### Exercise description
Copy all of the records below verbatim.

### Records for processing
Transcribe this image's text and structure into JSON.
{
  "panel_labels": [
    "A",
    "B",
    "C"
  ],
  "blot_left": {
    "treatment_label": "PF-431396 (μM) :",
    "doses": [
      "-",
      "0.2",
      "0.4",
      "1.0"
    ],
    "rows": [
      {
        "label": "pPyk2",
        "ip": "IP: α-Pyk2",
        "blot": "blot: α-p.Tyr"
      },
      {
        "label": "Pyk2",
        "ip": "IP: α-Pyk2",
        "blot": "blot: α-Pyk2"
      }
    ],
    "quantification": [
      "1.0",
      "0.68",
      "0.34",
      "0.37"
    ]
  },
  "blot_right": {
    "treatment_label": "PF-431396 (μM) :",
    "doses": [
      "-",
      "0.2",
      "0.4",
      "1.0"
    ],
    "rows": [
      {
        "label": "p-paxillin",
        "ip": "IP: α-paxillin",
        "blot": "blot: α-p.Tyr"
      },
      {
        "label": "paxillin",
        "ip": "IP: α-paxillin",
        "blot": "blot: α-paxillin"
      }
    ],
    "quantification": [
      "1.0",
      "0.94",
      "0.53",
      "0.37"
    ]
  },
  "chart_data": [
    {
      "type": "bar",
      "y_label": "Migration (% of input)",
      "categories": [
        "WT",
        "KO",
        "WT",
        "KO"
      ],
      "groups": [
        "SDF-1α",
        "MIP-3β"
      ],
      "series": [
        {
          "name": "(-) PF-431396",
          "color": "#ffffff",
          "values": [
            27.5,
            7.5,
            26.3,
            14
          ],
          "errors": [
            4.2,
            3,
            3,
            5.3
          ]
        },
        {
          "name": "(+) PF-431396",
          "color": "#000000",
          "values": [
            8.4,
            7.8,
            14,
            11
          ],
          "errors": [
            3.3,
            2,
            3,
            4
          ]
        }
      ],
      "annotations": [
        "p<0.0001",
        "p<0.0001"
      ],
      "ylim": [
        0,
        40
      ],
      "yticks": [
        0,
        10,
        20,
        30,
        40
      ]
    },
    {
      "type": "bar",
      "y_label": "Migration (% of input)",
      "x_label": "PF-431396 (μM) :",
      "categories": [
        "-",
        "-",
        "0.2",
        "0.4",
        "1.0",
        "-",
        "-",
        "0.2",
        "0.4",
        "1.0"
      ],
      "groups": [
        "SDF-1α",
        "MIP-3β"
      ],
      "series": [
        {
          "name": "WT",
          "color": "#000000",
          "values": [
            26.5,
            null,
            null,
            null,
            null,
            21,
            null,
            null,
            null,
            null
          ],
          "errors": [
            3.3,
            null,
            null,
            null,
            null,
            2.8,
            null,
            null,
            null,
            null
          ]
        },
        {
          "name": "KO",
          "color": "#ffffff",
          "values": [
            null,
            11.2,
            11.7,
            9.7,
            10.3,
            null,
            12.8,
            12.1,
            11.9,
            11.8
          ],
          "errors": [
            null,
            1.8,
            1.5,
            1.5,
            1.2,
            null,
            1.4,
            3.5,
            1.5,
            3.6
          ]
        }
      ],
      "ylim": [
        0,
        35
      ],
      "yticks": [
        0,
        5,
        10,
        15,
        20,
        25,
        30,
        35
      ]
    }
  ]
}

### Written reply
Transcribe this image's text and structure into JSON.
{
  "panel_labels": [
    "A",
    "B",
    "C"
  ],
  "blot_left": {
    "treatment_label": "PF-431396 (μM) :",
    "doses": [
      "-",
      "0.2",
      "0.4",
      "1.0"
    ],
    "rows": [
      {
        "label": "pPyk2",
        "ip": "IP: α-Pyk2",
        "blot": "blot: α-p.Tyr"
      },
      {
        "label": "Pyk2",
        "ip": "IP: α-Pyk2",
        "blot": "blot: α-Pyk2"
      }
    ],
    "quantification": [
      "1.0",
      "0.68",
      "0.34",
      "0.37"
    ]
  },
  "blot_right": {
    "treatment_label": "PF-431396 (μM) :",
    "doses": [
      "-",
      "0.2",
      "0.4",
      "1.0"
    ],
    "rows": [
      {
        "label": "p-paxillin",
        "ip": "IP: α-paxillin",
        "blot": "blot: α-p.Tyr"
      },
      {
        "label": "paxillin",
        "ip": "IP: α-paxillin",
        "blot": "blot: α-paxillin"
      }
    ],
    "quantification": [
      "1.0",
      "0.94",
      "0.53",
      "0.37"
    ]
  },
  "chart_data": [
    {
      "type": "bar",
      "y_label": "Migration (% of input)",
      "categories": [
        "WT",
        "KO",
        "WT",
        "KO"
      ],
      "groups": [
        "SDF-1α",
        "MIP-3β"
      ],
      "series": [
        {
          "name": "(-) PF-431396",
          "color": "#ffffff",
          "values": [
            27.5,
            7.5,
            26.3,
            14
          ],
          "errors": [
            4.2,
            3,
            3,
            5.3
          ]
        },
        {
          "name": "(+) PF-431396",
          "color": "#000000",
          "values": [
            8.4,
            7.8,
            14,
            11
          ],
          "errors": [
            3.3,
            2,
            3,
            4
          ]
        }
      ],
      "annotations": [
        "p<0.0001",
        "p<0.0001"
      ],
      "ylim": [
        0,
        40
      ],
      "yticks": [
        0,
        10,
        20,
        30,
        40
      ]
    },
    {
      "type": "bar",
      "y_label": "Migration (% of input)",
      "x_label": "PF-431396 (μM) :",
      "categories": [
        "-",
        "-",
        "0.2",
        "0.4",
        "1.0",
        "-",
        "-",
        "0.2",
        "0.4",
        "1.0"
      ],
      "groups": [
        "SDF-1α",
        "MIP-3β"
      ],
      "series": [
        {
          "name": "WT",
          "color": "#000000",
          "values": [
            26.5,
            null,
            null,
            null,
            null,
            21,
            null,
            null,
            null,
            null
          ],
          "errors": [
            3.3,
            null,
            null,
            null,
            null,
            2.8,
            null,
            null,
            null,
            null
          ]
        },
        {
          "name": "KO",
          "color": "#ffffff",
          "values": [
            null,
            11.2,
            11.7,
            9.7,
            10.3,
            null,
            12.8,
            12.1,
            11.9,
            11.8
          ],
          "errors": [
            null,
            1.8,
            1.5,
            1.5,
            1.2,
            null,
            1.4,
            3.5,
            1.5,
            3.6
          ]
        }
      ],
      "ylim": [
        0,
        35
      ],
      "yticks": [
        0,
        5,
        10,
        15,
        20,
        25,
        30,
        35
      ]
    }
  ]
}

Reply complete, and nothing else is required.